STATED EXERCISE >>
Skip the pictures. Quote every line below, exactly, from the one with "Extract all readable text from this page." through the final line.

** Start DATASET EXTRACT **

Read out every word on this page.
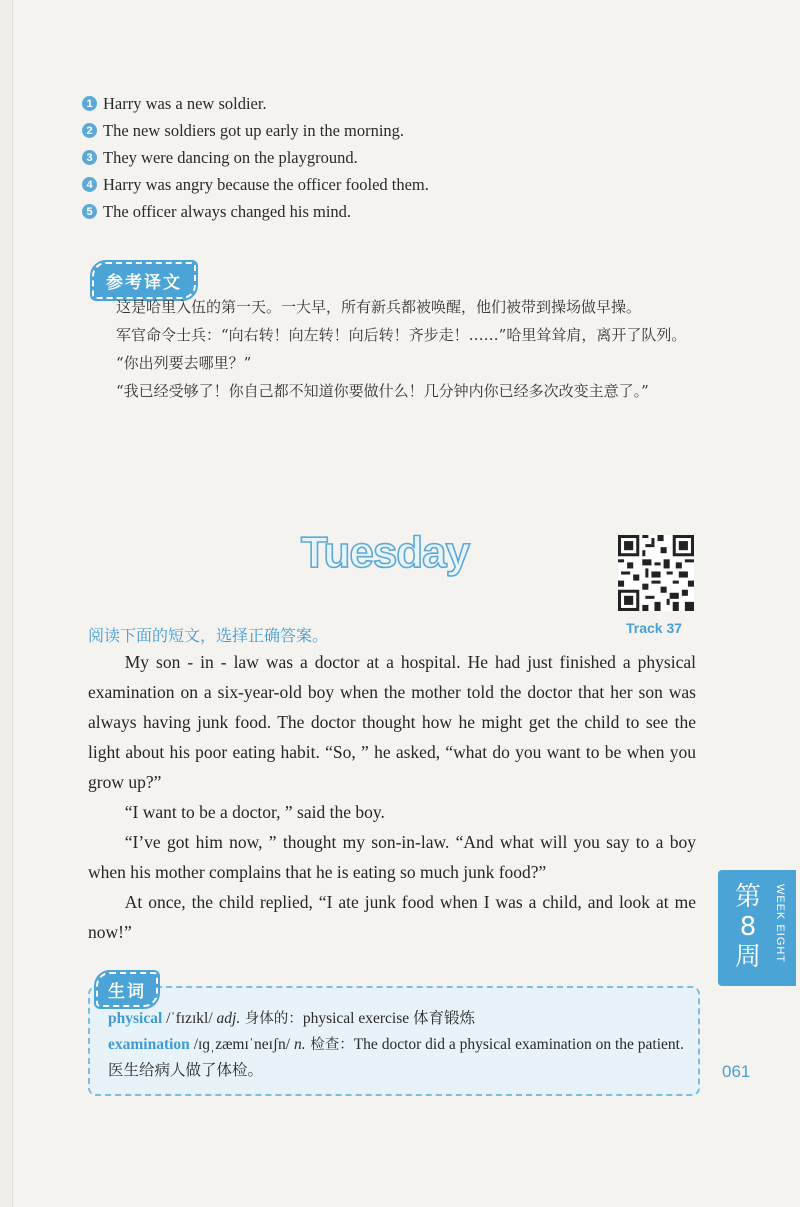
1 Harry was a new soldier.
2 The new soldiers got up early in the morning.
3 They were dancing on the playground.
4 Harry was angry because the officer fooled them.
5 The officer always changed his mind.
参考译文

这是哈里入伍的第一天。一大早，所有新兵都被唤醒，他们被带到操场做早操。

军官命令士兵：“向右转！向左转！向后转！齐步走！……”哈里耸耸肩，离开了队列。

“你出列要去哪里？”

“我已经受够了！你自己都不知道你要做什么！几分钟内你已经多次改变主意了。”

Tuesday
Track 37
阅读下面的短文，选择正确答案。

My son - in - law was a doctor at a hospital. He had just finished a physical examination on a six-year-old boy when the mother told the doctor that her son was always having junk food. The doctor thought how he might get the child to see the light about his poor eating habit. “So, ” he asked, “what do you want to be when you grow up?”

“I want to be a doctor, ” said the boy.

“I’ve got him now, ” thought my son-in-law. “And what will you say to a boy when his mother complains that he is eating so much junk food?”

At once, the child replied, “I ate junk food when I was a child, and look at me now!”

第
8
周	WEEK EIGHT
061
生词

physical /ˈfɪzɪkl/ adj. 身体的：physical exercise 体育锻炼

examination /ɪɡˌzæmɪˈneɪʃn/ n. 检查：The doctor did a physical examination on the patient. 医生给病人做了体检。
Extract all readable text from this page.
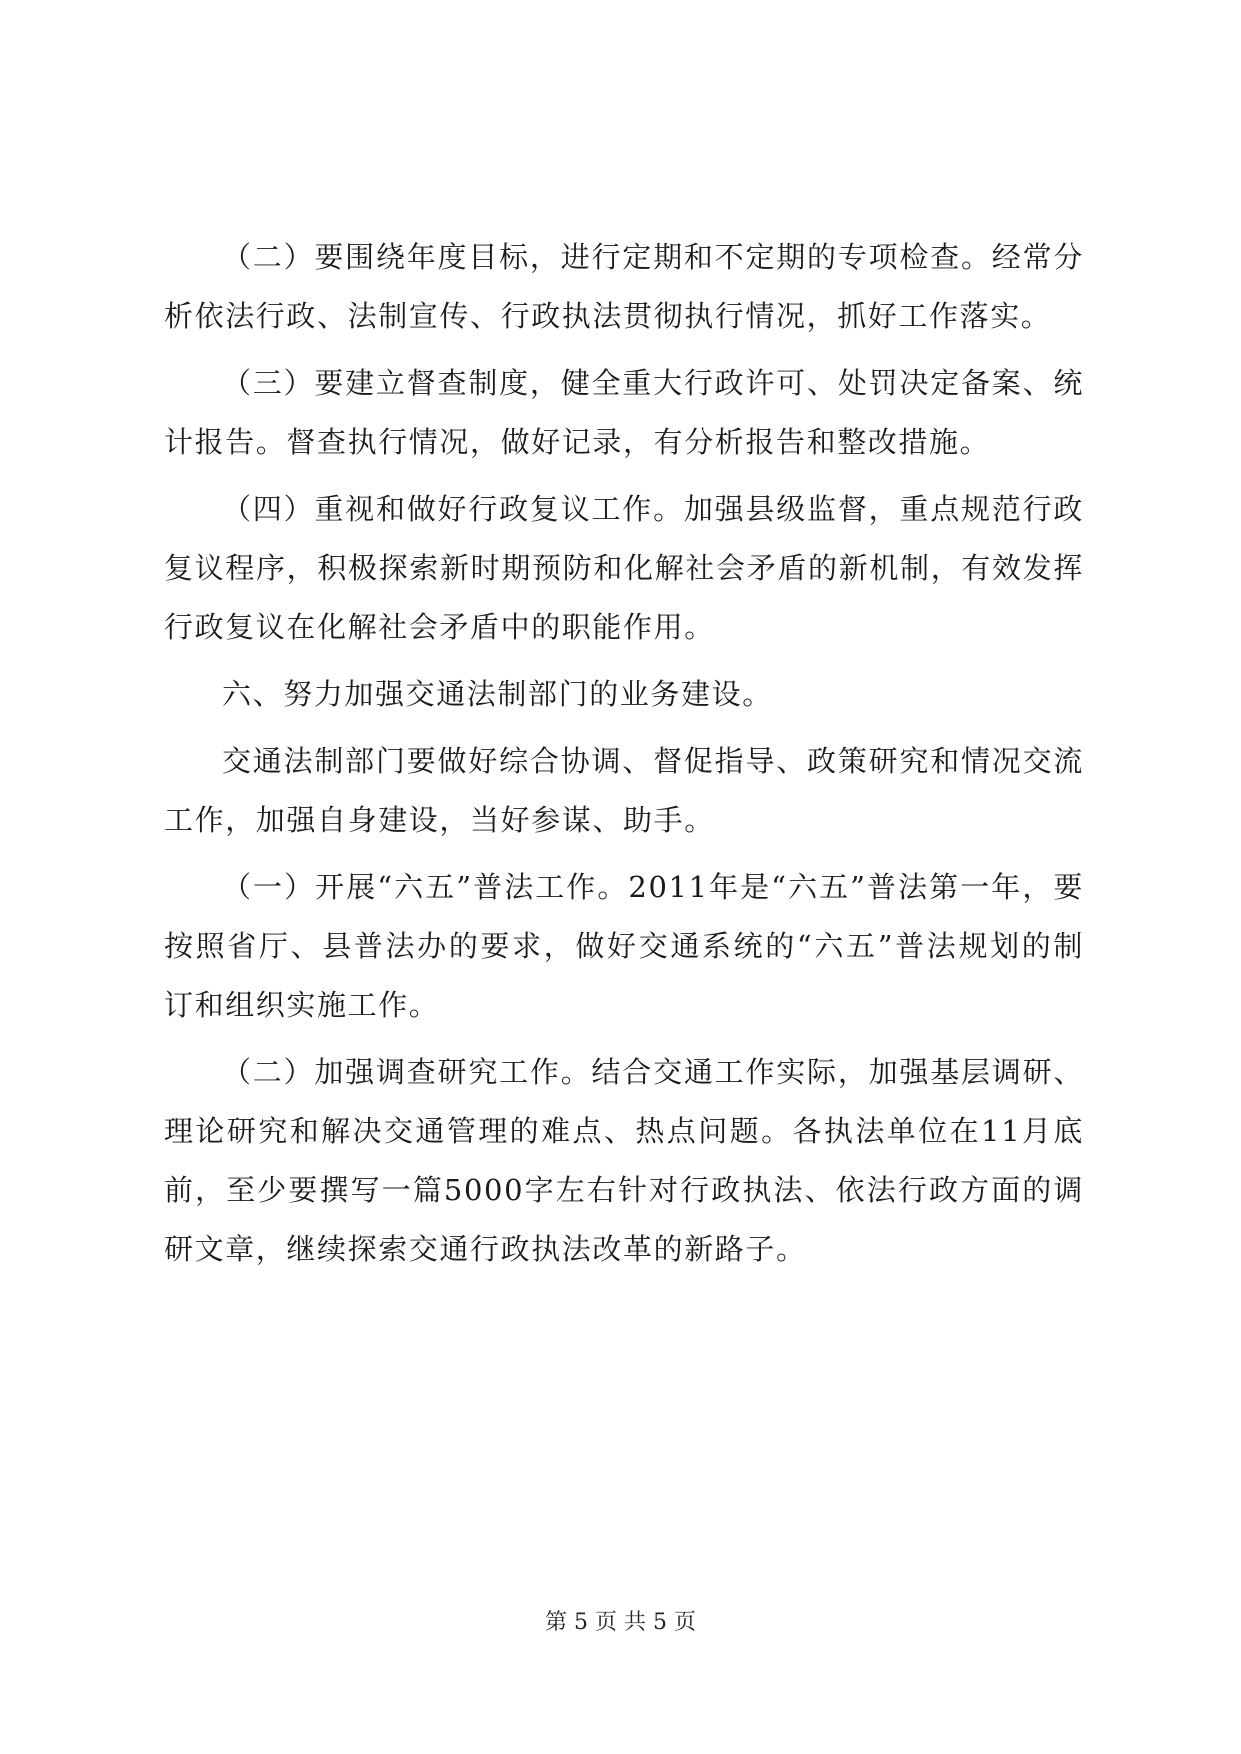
（二）要围绕年度目标，进行定期和不定期的专项检查。经常分析依法行政、法制宣传、行政执法贯彻执行情况，抓好工作落实。

（三）要建立督查制度，健全重大行政许可、处罚决定备案、统计报告。督查执行情况，做好记录，有分析报告和整改措施。

（四）重视和做好行政复议工作。加强县级监督，重点规范行政复议程序，积极探索新时期预防和化解社会矛盾的新机制，有效发挥行政复议在化解社会矛盾中的职能作用。

六、努力加强交通法制部门的业务建设。

交通法制部门要做好综合协调、督促指导、政策研究和情况交流工作，加强自身建设，当好参谋、助手。

（一）开展“六五”普法工作。2011年是“六五”普法第一年，要按照省厅、县普法办的要求，做好交通系统的“六五”普法规划的制订和组织实施工作。

（二）加强调查研究工作。结合交通工作实际，加强基层调研、理论研究和解决交通管理的难点、热点问题。各执法单位在11月底前，至少要撰写一篇5000字左右针对行政执法、依法行政方面的调研文章，继续探索交通行政执法改革的新路子。

第 5 页 共 5 页
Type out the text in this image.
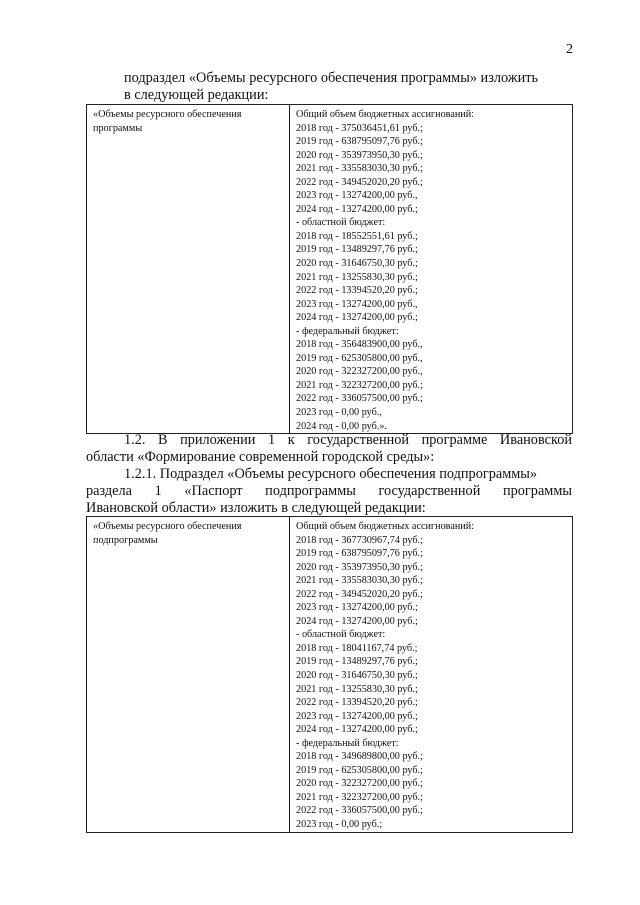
2

подраздел «Объемы ресурсного обеспечения программы» изложить
в следующей редакции:

«Объемы ресурсного обеспечения
программы

Общий объем бюджетных ассигнований:
2018 год - 375036451,61 руб.;
2019 год - 638795097,76 руб.;
2020 год - 353973950,30 руб.;
2021 год - 335583030,30 руб.;
2022 год - 349452020,20 руб.;
2023 год - 13274200,00 руб.,
2024 год - 13274200,00 руб.;
- областной бюджет:
2018 год - 18552551,61 руб.;
2019 год - 13489297,76 руб.;
2020 год - 31646750,30 руб.;
2021 год - 13255830,30 руб.;
2022 год - 13394520,20 руб.;
2023 год - 13274200,00 руб.,
2024 год - 13274200,00 руб.;
- федеральный бюджет:
2018 год - 356483900,00 руб.,
2019 год - 625305800,00 руб.,
2020 год - 322327200,00 руб.,
2021 год - 322327200,00 руб.;
2022 год - 336057500,00 руб.;
2023 год - 0,00 руб.,
2024 год - 0,00 руб.».

1.2. В приложении 1 к государственной программе Ивановской
области «Формирование современной городской среды»:

1.2.1. Подраздел «Объемы ресурсного обеспечения подпрограммы»
раздела 1 «Паспорт подпрограммы государственной программы
Ивановской области» изложить в следующей редакции:

«Объемы ресурсного обеспечения
подпрограммы

Общий объем бюджетных ассигнований:
2018 год - 367730967,74 руб.;
2019 год - 638795097,76 руб.;
2020 год - 353973950,30 руб.;
2021 год - 335583030,30 руб.;
2022 год - 349452020,20 руб.;
2023 год - 13274200,00 руб.;
2024 год - 13274200,00 руб.;
- областной бюджет:
2018 год - 18041167,74 руб.;
2019 год - 13489297,76 руб.;
2020 год - 31646750,30 руб.;
2021 год - 13255830,30 руб.;
2022 год - 13394520,20 руб.;
2023 год - 13274200,00 руб.;
2024 год - 13274200,00 руб.;
- федеральный бюджет:
2018 год - 349689800,00 руб.;
2019 год - 625305800,00 руб.;
2020 год - 322327200,00 руб.;
2021 год - 322327200,00 руб.;
2022 год - 336057500,00 руб.;
2023 год - 0,00 руб.;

** End DATASET EXTRACT **

RIGHT ANSWER >>
Extract all readable text from this page.
（二）要围绕年度目标，进行定期和不定期的专项检查。经常分析依法行政、法制宣传、行政执法贯彻执行情况，抓好工作落实。

（三）要建立督查制度，健全重大行政许可、处罚决定备案、统计报告。督查执行情况，做好记录，有分析报告和整改措施。

（四）重视和做好行政复议工作。加强县级监督，重点规范行政复议程序，积极探索新时期预防和化解社会矛盾的新机制，有效发挥行政复议在化解社会矛盾中的职能作用。

六、努力加强交通法制部门的业务建设。

交通法制部门要做好综合协调、督促指导、政策研究和情况交流工作，加强自身建设，当好参谋、助手。

（一）开展“六五”普法工作。2011年是“六五”普法第一年，要按照省厅、县普法办的要求，做好交通系统的“六五”普法规划的制订和组织实施工作。

（二）加强调查研究工作。结合交通工作实际，加强基层调研、理论研究和解决交通管理的难点、热点问题。各执法单位在11月底前，至少要撰写一篇5000字左右针对行政执法、依法行政方面的调研文章，继续探索交通行政执法改革的新路子。

第 5 页 共 5 页
Type out the text in this image.
2

подраздел «Объемы ресурсного обеспечения программы» изложить
в следующей редакции:

«Объемы ресурсного обеспечения
программы

Общий объем бюджетных ассигнований:
2018 год - 375036451,61 руб.;
2019 год - 638795097,76 руб.;
2020 год - 353973950,30 руб.;
2021 год - 335583030,30 руб.;
2022 год - 349452020,20 руб.;
2023 год - 13274200,00 руб.,
2024 год - 13274200,00 руб.;
- областной бюджет:
2018 год - 18552551,61 руб.;
2019 год - 13489297,76 руб.;
2020 год - 31646750,30 руб.;
2021 год - 13255830,30 руб.;
2022 год - 13394520,20 руб.;
2023 год - 13274200,00 руб.,
2024 год - 13274200,00 руб.;
- федеральный бюджет:
2018 год - 356483900,00 руб.,
2019 год - 625305800,00 руб.,
2020 год - 322327200,00 руб.,
2021 год - 322327200,00 руб.;
2022 год - 336057500,00 руб.;
2023 год - 0,00 руб.,
2024 год - 0,00 руб.».

1.2. В приложении 1 к государственной программе Ивановской
области «Формирование современной городской среды»:

1.2.1. Подраздел «Объемы ресурсного обеспечения подпрограммы»
раздела 1 «Паспорт подпрограммы государственной программы
Ивановской области» изложить в следующей редакции:

«Объемы ресурсного обеспечения
подпрограммы

Общий объем бюджетных ассигнований:
2018 год - 367730967,74 руб.;
2019 год - 638795097,76 руб.;
2020 год - 353973950,30 руб.;
2021 год - 335583030,30 руб.;
2022 год - 349452020,20 руб.;
2023 год - 13274200,00 руб.;
2024 год - 13274200,00 руб.;
- областной бюджет:
2018 год - 18041167,74 руб.;
2019 год - 13489297,76 руб.;
2020 год - 31646750,30 руб.;
2021 год - 13255830,30 руб.;
2022 год - 13394520,20 руб.;
2023 год - 13274200,00 руб.;
2024 год - 13274200,00 руб.;
- федеральный бюджет:
2018 год - 349689800,00 руб.;
2019 год - 625305800,00 руб.;
2020 год - 322327200,00 руб.;
2021 год - 322327200,00 руб.;
2022 год - 336057500,00 руб.;
2023 год - 0,00 руб.;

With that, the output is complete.